== Work to do ==
Find each line with the word "problem" in it, then give the total alone.

(Dataset records)
- - -

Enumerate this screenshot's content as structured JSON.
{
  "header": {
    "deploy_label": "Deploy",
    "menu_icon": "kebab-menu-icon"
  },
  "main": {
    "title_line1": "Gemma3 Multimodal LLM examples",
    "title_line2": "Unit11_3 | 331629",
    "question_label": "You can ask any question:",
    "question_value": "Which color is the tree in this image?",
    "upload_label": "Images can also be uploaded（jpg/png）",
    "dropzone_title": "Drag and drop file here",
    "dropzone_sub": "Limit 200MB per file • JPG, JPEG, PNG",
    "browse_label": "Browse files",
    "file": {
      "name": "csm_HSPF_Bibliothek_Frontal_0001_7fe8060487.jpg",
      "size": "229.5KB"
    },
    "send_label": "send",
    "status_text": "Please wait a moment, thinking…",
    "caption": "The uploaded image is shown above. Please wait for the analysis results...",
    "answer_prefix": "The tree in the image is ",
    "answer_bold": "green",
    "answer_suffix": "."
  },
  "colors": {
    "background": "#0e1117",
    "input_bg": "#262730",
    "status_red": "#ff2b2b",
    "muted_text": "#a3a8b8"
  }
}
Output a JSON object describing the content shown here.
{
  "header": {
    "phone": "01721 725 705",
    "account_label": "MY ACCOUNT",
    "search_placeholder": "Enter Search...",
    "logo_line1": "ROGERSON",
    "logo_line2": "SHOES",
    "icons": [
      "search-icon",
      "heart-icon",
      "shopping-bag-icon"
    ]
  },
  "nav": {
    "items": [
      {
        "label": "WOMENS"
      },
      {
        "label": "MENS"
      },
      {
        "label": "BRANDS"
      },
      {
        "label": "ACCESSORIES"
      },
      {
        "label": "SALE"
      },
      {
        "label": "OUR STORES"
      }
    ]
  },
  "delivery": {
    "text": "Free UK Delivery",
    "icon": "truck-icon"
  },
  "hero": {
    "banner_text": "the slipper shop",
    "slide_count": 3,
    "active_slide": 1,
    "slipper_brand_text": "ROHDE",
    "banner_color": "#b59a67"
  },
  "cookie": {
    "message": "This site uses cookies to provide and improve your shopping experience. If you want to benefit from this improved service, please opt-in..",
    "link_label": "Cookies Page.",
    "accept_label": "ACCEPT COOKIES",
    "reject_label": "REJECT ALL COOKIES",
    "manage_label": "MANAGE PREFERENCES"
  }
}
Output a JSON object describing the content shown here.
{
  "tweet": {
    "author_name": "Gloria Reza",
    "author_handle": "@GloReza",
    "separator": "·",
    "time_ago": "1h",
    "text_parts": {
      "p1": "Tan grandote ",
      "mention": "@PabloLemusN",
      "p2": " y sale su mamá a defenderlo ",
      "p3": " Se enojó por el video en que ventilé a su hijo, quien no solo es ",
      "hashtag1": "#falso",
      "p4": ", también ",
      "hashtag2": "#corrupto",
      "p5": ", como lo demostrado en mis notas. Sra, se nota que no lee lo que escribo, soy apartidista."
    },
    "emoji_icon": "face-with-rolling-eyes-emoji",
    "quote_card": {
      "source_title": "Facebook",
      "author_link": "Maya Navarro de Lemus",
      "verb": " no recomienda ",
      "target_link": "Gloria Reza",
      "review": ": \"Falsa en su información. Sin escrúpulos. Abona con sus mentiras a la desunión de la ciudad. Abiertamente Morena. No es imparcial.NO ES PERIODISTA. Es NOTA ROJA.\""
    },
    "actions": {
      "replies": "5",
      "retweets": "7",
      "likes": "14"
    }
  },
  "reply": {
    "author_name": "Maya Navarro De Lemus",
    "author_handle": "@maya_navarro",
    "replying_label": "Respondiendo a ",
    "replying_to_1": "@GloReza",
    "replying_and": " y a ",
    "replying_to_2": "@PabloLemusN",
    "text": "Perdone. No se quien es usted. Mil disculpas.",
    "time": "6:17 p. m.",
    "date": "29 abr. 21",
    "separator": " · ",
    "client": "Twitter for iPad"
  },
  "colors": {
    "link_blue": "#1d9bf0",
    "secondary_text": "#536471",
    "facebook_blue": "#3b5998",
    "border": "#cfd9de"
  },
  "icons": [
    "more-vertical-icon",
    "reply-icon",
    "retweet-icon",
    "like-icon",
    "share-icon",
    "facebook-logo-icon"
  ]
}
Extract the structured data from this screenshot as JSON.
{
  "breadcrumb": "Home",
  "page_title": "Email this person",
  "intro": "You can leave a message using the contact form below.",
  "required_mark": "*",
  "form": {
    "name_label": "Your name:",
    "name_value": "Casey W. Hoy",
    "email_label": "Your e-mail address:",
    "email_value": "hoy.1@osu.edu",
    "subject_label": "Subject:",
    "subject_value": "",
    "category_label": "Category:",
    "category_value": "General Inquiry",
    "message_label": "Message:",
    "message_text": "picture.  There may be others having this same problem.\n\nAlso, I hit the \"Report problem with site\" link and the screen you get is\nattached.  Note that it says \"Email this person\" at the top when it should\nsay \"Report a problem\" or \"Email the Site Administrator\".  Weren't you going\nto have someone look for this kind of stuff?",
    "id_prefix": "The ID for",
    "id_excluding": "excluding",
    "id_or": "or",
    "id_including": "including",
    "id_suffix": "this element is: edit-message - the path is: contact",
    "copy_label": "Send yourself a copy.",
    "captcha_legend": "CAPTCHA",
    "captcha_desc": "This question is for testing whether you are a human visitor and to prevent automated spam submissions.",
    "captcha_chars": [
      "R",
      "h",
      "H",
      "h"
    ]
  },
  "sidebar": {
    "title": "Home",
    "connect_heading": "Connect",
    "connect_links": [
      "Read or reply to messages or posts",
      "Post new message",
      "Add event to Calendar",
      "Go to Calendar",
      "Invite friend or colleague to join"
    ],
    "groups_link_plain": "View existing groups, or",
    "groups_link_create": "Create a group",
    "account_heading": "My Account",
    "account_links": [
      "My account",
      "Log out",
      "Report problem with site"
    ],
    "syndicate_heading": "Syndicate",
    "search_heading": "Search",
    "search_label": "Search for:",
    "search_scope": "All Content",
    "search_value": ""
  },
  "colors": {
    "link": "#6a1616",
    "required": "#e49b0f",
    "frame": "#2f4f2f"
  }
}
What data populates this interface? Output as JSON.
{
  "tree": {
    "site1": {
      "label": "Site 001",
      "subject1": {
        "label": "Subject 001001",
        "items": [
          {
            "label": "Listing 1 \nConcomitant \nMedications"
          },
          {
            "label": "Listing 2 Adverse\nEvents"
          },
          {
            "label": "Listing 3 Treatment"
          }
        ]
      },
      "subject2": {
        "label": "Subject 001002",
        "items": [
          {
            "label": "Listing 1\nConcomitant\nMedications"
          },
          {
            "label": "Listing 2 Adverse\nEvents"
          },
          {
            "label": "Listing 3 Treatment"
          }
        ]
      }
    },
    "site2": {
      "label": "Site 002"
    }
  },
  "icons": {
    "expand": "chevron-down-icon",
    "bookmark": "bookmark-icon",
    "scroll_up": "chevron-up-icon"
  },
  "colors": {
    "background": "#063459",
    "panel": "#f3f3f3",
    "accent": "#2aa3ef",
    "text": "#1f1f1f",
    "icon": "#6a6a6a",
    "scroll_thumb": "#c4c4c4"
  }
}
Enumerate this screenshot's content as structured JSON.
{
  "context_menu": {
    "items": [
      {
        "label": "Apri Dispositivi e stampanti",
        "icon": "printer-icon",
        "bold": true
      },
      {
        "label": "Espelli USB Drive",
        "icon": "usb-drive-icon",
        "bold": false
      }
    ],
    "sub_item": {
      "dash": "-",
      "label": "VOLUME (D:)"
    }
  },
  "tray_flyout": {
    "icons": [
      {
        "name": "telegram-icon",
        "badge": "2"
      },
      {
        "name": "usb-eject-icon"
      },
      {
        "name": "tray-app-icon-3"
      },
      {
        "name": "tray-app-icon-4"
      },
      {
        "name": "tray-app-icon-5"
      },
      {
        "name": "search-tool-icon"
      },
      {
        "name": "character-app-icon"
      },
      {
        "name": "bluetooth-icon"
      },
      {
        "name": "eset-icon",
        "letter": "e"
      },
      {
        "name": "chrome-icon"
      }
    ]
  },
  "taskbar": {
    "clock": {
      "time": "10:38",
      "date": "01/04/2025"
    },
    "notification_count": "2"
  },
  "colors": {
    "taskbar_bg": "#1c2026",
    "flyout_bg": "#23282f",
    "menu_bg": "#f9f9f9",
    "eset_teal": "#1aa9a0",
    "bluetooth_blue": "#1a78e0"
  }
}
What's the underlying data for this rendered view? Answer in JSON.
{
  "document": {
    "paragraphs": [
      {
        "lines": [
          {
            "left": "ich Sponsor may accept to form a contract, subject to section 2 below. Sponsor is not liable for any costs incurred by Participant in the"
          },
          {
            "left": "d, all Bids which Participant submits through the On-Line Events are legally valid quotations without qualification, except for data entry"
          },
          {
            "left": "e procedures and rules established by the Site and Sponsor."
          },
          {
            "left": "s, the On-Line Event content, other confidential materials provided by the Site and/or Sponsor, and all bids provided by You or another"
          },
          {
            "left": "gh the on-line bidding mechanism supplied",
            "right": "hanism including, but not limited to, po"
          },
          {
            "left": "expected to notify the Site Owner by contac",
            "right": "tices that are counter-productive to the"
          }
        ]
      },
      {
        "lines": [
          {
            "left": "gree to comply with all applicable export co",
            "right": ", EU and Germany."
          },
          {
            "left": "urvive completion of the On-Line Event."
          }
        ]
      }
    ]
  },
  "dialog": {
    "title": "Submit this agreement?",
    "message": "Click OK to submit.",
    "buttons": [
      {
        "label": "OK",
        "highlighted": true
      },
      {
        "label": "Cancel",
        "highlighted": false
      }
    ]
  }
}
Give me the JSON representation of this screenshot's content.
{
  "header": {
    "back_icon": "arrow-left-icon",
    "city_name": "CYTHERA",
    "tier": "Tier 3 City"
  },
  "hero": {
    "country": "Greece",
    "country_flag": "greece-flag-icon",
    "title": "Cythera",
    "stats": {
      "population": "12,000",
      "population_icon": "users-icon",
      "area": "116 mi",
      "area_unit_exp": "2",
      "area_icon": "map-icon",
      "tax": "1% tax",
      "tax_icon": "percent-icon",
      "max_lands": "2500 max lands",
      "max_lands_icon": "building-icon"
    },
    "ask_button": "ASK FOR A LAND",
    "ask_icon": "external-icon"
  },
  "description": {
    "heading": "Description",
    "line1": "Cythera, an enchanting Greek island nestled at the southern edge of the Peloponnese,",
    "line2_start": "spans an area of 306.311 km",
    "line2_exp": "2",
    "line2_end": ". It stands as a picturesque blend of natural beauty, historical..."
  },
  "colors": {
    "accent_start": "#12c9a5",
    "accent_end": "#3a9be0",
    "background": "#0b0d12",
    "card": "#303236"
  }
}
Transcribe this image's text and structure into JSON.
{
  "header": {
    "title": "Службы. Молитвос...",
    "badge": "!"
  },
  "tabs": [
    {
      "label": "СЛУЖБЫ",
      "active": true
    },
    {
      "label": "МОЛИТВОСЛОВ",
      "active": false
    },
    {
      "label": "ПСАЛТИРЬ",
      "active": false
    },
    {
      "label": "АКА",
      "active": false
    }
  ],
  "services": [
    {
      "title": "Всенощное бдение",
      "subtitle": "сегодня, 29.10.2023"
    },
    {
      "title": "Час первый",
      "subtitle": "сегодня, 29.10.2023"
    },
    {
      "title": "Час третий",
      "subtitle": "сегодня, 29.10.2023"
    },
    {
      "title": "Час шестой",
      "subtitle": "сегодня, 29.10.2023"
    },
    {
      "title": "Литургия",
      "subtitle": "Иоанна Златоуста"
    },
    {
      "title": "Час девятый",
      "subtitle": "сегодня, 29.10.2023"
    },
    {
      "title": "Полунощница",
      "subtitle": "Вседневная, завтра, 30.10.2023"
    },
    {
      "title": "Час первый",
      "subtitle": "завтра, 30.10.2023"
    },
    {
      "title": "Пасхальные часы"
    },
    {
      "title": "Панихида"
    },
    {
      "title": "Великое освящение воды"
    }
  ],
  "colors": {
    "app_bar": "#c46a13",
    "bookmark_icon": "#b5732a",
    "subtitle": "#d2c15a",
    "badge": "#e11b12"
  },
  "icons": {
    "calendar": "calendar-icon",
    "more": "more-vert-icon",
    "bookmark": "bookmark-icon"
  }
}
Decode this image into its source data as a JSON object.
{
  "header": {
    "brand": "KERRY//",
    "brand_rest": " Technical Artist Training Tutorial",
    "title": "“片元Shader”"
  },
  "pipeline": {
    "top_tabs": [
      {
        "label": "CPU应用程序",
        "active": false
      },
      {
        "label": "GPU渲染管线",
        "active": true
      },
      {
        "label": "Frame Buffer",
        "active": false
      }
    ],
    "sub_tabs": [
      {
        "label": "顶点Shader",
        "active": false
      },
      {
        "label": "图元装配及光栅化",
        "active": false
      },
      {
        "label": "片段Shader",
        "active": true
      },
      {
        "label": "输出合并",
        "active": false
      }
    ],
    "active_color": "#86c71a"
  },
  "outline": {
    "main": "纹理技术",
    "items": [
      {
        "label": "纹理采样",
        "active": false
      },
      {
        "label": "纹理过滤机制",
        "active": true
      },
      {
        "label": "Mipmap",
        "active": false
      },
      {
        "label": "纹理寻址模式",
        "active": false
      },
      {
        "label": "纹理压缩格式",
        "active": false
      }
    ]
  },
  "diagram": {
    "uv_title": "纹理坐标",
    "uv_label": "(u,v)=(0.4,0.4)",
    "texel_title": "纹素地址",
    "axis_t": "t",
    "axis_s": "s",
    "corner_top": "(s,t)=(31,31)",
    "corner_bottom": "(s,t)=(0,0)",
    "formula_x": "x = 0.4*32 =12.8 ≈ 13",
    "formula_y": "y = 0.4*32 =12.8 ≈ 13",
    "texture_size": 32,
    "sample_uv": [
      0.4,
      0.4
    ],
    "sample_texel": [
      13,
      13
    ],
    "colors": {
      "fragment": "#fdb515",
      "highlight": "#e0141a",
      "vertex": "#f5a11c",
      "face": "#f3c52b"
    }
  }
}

- - -

== Completed task ==
2